_Task brief_
Return the count of lines with the string "秋色渐将晚" in them, and nothing else.

_Listing_
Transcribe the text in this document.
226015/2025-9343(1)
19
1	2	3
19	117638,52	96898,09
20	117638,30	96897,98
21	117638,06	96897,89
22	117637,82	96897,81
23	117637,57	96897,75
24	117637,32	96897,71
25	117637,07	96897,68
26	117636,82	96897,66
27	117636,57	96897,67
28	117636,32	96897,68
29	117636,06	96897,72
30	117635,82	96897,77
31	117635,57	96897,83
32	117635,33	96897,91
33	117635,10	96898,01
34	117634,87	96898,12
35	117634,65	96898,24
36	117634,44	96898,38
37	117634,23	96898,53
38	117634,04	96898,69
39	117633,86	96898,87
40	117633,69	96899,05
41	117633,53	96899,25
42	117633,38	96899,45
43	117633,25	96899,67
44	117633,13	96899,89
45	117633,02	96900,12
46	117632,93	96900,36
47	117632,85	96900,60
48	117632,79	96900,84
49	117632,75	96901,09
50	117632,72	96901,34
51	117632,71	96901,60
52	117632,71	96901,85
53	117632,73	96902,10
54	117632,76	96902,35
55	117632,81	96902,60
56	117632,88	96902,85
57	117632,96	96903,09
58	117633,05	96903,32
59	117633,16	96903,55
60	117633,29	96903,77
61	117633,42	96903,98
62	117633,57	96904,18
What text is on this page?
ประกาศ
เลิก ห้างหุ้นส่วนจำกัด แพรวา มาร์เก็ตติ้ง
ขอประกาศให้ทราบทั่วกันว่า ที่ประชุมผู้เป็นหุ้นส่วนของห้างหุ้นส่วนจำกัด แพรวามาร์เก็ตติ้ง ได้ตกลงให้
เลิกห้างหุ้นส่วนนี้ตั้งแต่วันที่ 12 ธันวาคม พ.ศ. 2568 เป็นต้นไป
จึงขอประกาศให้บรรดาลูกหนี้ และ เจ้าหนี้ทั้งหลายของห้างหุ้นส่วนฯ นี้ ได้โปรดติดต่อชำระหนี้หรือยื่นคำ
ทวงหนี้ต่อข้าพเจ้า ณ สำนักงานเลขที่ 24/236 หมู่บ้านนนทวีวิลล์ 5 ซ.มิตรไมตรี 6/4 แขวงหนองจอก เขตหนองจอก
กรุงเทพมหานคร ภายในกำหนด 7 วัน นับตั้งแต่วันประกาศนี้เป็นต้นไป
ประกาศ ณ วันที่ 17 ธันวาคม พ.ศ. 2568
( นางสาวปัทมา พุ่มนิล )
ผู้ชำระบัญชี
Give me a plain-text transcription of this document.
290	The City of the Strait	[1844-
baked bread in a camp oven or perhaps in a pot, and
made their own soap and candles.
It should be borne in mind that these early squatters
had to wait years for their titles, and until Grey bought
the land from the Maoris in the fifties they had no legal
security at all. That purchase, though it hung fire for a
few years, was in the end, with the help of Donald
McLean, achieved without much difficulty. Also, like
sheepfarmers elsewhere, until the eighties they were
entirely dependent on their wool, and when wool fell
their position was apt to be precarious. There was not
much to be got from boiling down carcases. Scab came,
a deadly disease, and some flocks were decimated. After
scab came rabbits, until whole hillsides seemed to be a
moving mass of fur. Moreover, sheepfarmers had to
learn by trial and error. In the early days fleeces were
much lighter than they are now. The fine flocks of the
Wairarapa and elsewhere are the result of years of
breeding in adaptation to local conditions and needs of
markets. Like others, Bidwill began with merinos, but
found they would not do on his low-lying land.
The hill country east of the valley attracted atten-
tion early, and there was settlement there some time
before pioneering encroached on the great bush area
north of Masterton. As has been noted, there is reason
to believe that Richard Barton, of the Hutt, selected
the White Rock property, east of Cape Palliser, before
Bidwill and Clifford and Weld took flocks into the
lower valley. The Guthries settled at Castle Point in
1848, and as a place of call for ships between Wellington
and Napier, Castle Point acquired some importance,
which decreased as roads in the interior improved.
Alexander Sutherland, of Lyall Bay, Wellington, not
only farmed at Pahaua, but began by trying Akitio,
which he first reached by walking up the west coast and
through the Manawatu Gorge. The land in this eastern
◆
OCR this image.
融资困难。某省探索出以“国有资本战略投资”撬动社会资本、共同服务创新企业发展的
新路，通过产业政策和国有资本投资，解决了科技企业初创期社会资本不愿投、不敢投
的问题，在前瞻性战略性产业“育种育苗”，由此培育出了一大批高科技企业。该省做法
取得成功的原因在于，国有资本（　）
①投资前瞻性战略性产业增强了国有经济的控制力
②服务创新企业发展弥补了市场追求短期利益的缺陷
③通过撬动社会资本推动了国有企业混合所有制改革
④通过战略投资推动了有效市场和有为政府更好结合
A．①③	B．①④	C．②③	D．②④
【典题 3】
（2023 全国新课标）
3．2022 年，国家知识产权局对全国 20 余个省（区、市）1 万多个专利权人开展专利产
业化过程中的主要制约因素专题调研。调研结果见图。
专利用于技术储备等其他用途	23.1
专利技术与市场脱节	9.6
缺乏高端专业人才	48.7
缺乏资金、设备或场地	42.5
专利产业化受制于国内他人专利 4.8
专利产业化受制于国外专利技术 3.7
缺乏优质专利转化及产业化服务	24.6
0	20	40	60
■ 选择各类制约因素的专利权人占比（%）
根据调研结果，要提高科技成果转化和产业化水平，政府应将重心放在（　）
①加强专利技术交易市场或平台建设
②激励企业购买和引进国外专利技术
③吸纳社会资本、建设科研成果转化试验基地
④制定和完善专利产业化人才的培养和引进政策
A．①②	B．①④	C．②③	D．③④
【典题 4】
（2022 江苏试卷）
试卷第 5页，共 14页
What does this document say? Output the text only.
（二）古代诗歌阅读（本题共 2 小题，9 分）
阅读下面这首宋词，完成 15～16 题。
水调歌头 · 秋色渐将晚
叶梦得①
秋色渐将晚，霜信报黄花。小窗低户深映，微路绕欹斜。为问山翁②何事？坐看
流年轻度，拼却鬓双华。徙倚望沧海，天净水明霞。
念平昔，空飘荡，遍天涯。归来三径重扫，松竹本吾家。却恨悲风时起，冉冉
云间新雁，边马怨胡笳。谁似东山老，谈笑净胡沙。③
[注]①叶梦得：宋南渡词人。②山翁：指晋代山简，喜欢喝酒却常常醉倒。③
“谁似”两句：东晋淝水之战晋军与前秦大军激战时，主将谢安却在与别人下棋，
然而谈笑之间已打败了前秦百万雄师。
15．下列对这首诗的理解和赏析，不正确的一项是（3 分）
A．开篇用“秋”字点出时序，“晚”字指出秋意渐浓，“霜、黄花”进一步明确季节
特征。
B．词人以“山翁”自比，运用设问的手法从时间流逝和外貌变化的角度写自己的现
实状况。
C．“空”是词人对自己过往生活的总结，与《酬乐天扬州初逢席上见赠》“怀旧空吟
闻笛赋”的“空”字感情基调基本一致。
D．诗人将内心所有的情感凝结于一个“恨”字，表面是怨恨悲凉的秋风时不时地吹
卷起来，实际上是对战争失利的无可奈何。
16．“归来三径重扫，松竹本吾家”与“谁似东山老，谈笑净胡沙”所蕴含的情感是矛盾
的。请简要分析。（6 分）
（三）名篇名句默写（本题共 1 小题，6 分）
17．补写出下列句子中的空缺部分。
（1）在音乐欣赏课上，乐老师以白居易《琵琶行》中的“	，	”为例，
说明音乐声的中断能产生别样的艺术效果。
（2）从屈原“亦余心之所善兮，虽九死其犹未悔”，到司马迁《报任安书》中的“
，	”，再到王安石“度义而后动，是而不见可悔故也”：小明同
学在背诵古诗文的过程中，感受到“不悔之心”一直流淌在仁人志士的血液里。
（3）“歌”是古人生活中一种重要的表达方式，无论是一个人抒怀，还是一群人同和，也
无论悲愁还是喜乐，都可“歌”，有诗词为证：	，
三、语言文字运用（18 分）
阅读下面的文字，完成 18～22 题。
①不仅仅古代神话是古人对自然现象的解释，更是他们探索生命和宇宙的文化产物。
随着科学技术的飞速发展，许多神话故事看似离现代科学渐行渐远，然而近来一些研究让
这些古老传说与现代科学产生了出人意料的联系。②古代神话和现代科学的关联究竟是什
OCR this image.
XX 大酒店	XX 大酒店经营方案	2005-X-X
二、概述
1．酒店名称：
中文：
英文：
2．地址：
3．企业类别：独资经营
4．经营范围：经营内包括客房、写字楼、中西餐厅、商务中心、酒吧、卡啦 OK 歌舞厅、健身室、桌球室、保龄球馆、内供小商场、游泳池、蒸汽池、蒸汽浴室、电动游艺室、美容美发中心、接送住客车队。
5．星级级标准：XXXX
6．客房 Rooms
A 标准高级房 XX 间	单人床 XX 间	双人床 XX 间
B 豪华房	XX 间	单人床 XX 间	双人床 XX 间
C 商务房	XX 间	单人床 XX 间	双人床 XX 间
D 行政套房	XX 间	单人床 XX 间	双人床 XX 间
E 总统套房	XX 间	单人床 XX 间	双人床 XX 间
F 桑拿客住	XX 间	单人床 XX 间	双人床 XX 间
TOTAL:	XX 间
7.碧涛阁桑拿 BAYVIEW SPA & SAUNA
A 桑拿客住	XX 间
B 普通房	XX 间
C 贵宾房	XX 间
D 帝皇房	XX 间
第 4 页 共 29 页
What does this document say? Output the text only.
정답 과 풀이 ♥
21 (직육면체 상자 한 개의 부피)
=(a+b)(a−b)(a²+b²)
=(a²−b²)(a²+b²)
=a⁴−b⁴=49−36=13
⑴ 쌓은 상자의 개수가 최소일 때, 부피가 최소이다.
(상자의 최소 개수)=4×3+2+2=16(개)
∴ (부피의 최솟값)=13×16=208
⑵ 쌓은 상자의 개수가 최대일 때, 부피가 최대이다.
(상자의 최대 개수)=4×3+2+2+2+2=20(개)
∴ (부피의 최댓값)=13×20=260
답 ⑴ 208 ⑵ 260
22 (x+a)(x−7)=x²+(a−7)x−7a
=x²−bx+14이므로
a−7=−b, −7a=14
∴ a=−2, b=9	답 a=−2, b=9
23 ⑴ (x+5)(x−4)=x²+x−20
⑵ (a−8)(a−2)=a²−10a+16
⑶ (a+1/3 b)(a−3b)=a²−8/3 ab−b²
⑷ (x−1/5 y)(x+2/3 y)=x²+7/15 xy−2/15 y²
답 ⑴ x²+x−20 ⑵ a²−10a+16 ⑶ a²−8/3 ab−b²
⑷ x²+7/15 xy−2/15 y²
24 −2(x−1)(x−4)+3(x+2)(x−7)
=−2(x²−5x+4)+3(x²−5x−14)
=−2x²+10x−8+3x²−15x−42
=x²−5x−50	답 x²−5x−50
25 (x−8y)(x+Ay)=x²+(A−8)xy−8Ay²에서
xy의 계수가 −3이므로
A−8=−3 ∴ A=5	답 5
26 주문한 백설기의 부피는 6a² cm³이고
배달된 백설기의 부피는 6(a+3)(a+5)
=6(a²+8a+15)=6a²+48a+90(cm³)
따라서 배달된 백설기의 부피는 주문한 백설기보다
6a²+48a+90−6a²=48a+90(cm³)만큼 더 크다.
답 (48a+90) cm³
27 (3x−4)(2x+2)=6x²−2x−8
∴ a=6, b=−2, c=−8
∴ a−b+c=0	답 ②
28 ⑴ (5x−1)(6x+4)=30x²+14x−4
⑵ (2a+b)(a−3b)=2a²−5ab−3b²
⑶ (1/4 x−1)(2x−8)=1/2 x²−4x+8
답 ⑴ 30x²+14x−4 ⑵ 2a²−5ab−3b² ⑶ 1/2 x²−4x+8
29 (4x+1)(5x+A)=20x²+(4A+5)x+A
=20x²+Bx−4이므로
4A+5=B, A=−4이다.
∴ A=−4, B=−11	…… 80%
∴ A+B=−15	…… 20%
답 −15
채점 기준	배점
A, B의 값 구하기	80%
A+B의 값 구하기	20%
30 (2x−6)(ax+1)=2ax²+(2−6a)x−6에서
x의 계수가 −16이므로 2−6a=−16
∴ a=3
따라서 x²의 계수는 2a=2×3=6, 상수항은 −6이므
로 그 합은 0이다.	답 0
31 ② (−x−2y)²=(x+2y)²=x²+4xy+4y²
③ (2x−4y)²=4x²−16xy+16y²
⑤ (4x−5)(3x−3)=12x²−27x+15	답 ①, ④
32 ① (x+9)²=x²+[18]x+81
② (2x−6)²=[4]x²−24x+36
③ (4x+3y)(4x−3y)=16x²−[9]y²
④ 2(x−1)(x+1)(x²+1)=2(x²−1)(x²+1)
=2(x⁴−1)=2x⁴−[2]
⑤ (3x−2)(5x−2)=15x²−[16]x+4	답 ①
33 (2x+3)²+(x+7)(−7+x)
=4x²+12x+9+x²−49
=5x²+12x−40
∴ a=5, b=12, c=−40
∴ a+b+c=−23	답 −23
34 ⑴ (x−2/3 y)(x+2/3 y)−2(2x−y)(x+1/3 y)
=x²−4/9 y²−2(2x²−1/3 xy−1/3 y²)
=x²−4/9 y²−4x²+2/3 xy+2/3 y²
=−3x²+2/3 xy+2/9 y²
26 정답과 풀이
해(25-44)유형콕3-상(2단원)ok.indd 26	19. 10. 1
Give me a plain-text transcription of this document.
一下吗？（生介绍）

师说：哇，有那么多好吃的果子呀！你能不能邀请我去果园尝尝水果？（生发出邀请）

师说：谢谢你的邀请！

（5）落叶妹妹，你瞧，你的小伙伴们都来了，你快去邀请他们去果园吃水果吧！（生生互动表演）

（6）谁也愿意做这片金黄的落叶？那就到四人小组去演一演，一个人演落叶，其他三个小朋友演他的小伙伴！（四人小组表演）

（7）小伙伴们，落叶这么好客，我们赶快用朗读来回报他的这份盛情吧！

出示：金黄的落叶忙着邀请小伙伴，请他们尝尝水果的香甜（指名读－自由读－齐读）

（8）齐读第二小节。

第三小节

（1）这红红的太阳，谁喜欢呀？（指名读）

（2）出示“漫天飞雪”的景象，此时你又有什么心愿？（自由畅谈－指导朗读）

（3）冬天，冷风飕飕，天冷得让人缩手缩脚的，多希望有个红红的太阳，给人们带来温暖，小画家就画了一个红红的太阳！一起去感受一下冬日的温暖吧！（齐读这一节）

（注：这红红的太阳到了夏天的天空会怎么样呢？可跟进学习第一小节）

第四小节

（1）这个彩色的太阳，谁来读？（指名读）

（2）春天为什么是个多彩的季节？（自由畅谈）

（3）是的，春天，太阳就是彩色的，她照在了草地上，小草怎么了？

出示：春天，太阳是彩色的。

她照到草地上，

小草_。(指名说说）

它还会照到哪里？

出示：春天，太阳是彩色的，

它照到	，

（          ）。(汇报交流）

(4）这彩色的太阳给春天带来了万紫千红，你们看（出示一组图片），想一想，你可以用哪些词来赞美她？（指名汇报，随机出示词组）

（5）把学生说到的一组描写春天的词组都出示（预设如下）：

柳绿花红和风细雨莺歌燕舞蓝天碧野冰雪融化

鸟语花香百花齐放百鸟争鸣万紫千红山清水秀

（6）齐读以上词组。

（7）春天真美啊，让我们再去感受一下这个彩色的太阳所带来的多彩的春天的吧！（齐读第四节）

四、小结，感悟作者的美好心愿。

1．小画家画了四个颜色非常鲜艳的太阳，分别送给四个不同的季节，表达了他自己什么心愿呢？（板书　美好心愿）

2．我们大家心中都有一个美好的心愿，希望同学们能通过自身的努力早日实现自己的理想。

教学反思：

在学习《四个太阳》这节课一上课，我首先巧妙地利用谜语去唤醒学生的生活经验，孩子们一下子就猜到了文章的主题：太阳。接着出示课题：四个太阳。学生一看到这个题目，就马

_Response below_
2